PROVIDED DATA.
::::
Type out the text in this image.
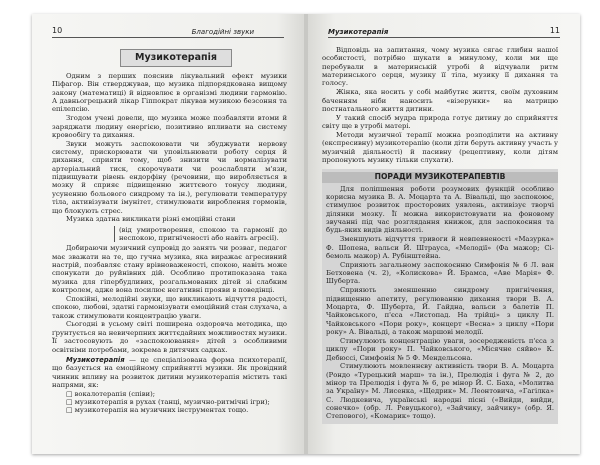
10	Благодійні звуки
Музикотерапія

Одним з перших пояснив лікувальний ефект музики Піфагор. Він стверджував, що музика підпорядкована вищому закону (математиці) й відновлює в організмі людини гармонію. А давньогрецький лікар Гіппократ лікував музикою безсоння та епілепсію.

Згодом учені довели, що музика може позбавляти втоми й заряджати людину енергією, позитивно впливати на систему кровообігу та дихання.

Звуки можуть заспокоювати чи збуджувати нервову систему, прискорювати чи уповільнювати роботу серця й дихання, сприяти тому, щоб знизити чи нормалізувати артеріальний тиск, скорочувати чи розслабляти м'язи, підвищувати рівень ендорфіну (речовини, що виробляється в мозку й сприяє підвищенню життєвого тонусу людини, усуненню больового синдрому та ін.), регулювати температуру тіла, активізувати імунітет, стимулювати вироблення гормонів, що блокують стрес.

Музика здатна викликати різні емоційні стани

(від умиротворення, спокою та гармонії до неспокою, пригніченості або навіть агресії).

Добираючи музичний супровід до занять чи розваг, педагог має зважати на те, що гучна музика, яка виражає агресивний настрій, позбавляє стану врівноваженості, спокою, навіть може спонукати до руйнівних дій. Особливо протипоказана така музика для гіпербудливих, розгальмованих дітей зі слабким контролем, адже вона посилює негативні прояви в поведінці.

Спокійні, мелодійні звуки, що викликають відчуття радості, спокою, любові, здатні гармонізувати емоційний стан слухача, а також стимулювати концентрацію уваги.

Сьогодні в усьому світі поширена оздоровча методика, що ґрунтується на невичерпних життєдайних можливостях музики. Її застосовують до «заспокоювання» дітей з особливими освітніми потребами, зокрема в дитячих садках.

Музикотерапія — це спеціалізована форма психотерапії, що базується на емоційному сприйнятті музики. Як провідний чинник впливу на розвиток дитини музикотерапія містить такі напрями, як:

□ вокалотерапія (співи);
□ музикотерапія в рухах (танці, музично-ритмічні ігри);
□ музикотерапія на музичних інструментах тощо.
Музикотерапія	11

Відповідь на запитання, чому музика сягає глибин нашої особистості, потрібно шукати в минулому, коли ми ще перебували в материнській утробі й відчували ритм материнського серця, музику її тіла, музику її дихання та голосу.

Жінка, яка носить у собі майбутнє життя, своїм духовним баченням ніби наносить «візерунки» на матрицю постнатального життя дитини.

У такий спосіб мудра природа готує дитину до сприйняття світу ще в утробі матері.

Методи музичної терапії можна розподілити на активну (експресивну) музикотерапію (коли діти беруть активну участь у музичній діяльності) й пасивну (рецептивну, коли дітям пропонують музику тільки слухати).

ПОРАДИ МУЗИКОТЕРАПЕВТІВ

Для поліпшення роботи розумових функцій особливо корисна музика В. А. Моцарта та А. Вівальді, що заспокоює, стимулює розвиток просторових уявлень, активізує творчі ділянки мозку. Її можна використовувати на фоновому звучанні під час розглядання книжок, для заспокоєння та будь-яких видів діяльності.

Зменшують відчуття тривоги й невпевненості «Мазурка» Ф. Шопена, вальси Й. Штрауса, «Мелодії» (Фа мажор; Сі-бемоль мажор) А. Рубінштейна.

Сприяють загальному заспокоєнню Симфонія № 6 Л. ван Бетховена (ч. 2), «Колискова» Й. Брамса, «Аве Марія» Ф. Шуберта.

Сприяють зменшенню синдрому пригнічення, підвищенню апетиту, регулюванню дихання твори В. А. Моцарта, Ф. Шуберта, Й. Гайдна, вальси з балетів П. Чайковського, п'єса «Листопад. На трійці» з циклу П. Чайковського «Пори року», концерт «Весна» з циклу «Пори року» А. Вівальді, а також маршові мелодії.

Стимулюють концентрацію уваги, зосередженість п'єса з циклу «Пори року» П. Чайковського, «Місячне сяйво» К. Дебюссі, Симфонія № 5 Ф. Мендельсона.

Стимулюють мовленнєву активність твори В. А. Моцарта (Рондо «Турецький марш» та ін.), Прелюдія і фуга № 2, до мінор та Прелюдія і фуга № 6, ре мінор Й. С. Баха, «Молитва за Україну» М. Лисенка, «Щедрик» М. Леонтовича, «Гагілка» С. Людкевича, українські народні пісні («Вийди, вийди, сонечко» (обр. Л. Ревуцького), «Зайчику, зайчику» (обр. Я. Степового), «Комарик» тощо).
::::
GOAL.
Within the entries above, work out how many lines contain the word "дихання". The number alone is the answer.

TASK SOLUTION.
4